§ AIM OF THE TASK
Go through the entries below and pick out every line with "page".

§ DATA FOR PROCESSING
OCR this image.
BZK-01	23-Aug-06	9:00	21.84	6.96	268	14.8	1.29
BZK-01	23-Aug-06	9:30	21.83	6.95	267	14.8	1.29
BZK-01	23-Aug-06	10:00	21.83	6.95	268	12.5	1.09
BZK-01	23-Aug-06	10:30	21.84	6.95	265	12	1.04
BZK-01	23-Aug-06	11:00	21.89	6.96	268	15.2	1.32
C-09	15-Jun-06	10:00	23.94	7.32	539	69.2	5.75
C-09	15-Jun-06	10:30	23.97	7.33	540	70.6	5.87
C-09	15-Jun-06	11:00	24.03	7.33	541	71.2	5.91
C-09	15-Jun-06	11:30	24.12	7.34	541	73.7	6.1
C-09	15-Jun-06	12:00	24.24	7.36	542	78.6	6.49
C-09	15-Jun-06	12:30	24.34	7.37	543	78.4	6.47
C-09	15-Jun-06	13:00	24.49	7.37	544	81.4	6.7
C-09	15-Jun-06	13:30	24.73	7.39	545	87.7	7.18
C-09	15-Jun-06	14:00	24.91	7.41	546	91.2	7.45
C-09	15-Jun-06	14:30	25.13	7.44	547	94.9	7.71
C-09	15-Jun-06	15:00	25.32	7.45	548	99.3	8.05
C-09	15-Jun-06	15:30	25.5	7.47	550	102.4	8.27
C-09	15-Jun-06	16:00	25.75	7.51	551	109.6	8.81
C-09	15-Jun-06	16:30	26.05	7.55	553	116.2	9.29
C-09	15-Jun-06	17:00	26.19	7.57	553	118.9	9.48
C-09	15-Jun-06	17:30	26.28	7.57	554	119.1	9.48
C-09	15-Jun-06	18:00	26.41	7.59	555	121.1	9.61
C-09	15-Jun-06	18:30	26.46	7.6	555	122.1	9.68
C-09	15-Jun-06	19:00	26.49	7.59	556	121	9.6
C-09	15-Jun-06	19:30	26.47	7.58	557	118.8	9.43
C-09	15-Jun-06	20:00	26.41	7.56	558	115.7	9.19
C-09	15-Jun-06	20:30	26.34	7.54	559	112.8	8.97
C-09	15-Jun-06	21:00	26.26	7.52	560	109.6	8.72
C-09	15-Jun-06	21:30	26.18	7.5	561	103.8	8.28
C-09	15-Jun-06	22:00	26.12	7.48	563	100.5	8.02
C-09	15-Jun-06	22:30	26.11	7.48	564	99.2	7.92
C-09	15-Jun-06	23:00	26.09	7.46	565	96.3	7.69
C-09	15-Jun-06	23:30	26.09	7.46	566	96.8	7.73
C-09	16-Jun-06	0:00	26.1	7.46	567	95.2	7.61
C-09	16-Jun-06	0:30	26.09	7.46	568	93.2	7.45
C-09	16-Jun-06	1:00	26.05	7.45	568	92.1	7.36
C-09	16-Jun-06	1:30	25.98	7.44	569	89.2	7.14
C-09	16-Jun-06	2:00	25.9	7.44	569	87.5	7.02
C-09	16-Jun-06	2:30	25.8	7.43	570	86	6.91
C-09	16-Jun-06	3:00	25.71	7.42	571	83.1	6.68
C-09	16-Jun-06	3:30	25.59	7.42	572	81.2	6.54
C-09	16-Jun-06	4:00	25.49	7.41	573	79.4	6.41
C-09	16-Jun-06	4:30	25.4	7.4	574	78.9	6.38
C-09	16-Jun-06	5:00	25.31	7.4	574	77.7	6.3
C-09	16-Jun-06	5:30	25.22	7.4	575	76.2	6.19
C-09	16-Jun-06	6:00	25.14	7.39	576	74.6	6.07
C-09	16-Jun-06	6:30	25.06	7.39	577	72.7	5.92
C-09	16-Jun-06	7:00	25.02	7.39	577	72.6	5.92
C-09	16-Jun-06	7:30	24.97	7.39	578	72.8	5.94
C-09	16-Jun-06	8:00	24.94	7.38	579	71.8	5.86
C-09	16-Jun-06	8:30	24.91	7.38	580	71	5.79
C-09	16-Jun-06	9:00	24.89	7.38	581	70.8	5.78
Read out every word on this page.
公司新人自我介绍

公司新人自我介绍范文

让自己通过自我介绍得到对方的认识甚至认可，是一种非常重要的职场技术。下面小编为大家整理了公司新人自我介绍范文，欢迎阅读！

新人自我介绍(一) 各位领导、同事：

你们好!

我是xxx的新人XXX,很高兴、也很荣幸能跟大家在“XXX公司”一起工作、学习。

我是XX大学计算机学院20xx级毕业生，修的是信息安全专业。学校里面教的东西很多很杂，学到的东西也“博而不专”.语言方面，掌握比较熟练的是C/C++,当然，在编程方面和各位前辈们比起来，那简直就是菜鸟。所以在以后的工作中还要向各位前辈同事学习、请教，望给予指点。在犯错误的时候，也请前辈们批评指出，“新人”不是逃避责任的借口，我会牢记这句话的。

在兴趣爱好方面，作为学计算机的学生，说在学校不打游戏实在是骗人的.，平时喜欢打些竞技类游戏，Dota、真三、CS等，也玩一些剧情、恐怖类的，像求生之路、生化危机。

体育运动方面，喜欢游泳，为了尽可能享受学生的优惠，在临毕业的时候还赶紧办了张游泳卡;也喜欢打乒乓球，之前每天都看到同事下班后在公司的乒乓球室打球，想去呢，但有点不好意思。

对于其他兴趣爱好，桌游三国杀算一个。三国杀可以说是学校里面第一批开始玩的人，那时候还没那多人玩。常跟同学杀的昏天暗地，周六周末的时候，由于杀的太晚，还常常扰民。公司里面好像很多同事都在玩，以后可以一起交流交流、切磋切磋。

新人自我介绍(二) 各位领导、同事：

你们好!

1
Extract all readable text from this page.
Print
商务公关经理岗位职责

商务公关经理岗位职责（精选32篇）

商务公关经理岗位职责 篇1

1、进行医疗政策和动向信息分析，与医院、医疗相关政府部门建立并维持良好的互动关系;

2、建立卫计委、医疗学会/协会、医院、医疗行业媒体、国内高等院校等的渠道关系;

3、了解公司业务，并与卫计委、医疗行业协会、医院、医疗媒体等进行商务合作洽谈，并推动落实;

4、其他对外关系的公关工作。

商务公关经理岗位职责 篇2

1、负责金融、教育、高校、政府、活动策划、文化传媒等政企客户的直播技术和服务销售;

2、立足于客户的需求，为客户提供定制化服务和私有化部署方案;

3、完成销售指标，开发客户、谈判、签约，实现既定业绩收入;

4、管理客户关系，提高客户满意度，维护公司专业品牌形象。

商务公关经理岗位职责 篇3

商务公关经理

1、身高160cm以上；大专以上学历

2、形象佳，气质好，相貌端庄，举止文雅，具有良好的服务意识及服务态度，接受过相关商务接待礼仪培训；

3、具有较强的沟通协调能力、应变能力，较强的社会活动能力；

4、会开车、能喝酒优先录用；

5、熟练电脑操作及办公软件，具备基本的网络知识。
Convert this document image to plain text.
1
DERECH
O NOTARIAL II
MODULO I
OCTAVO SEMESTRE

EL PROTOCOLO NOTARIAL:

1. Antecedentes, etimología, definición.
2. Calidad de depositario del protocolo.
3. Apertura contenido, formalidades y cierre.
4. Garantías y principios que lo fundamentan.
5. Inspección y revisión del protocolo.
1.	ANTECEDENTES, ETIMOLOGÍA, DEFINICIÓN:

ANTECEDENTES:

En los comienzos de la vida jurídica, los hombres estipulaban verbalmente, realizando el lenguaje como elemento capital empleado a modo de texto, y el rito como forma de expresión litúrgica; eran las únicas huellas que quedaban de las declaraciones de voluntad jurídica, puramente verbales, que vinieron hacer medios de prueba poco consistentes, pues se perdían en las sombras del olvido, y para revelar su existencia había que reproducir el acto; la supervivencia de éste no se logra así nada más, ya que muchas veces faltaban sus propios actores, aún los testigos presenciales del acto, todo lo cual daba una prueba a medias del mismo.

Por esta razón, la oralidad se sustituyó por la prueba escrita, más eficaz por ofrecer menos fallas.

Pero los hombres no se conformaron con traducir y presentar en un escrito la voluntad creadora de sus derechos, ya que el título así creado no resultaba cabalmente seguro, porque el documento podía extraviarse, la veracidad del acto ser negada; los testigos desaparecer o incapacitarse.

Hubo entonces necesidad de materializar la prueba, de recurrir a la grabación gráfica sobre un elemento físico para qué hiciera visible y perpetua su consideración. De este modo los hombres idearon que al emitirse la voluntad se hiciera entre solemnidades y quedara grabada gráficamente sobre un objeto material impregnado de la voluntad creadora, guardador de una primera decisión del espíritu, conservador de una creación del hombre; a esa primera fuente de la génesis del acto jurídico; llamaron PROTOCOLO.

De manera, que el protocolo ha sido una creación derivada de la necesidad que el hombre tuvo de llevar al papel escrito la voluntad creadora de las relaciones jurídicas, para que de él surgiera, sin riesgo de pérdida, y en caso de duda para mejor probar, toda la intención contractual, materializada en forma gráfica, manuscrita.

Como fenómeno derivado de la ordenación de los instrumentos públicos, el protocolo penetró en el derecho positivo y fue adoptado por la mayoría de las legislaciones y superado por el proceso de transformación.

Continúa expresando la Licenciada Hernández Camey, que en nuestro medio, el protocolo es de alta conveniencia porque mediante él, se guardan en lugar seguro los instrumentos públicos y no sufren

§ RESPONSE TO THE TASK
Read out every word on this page.
Extract all readable text from this page.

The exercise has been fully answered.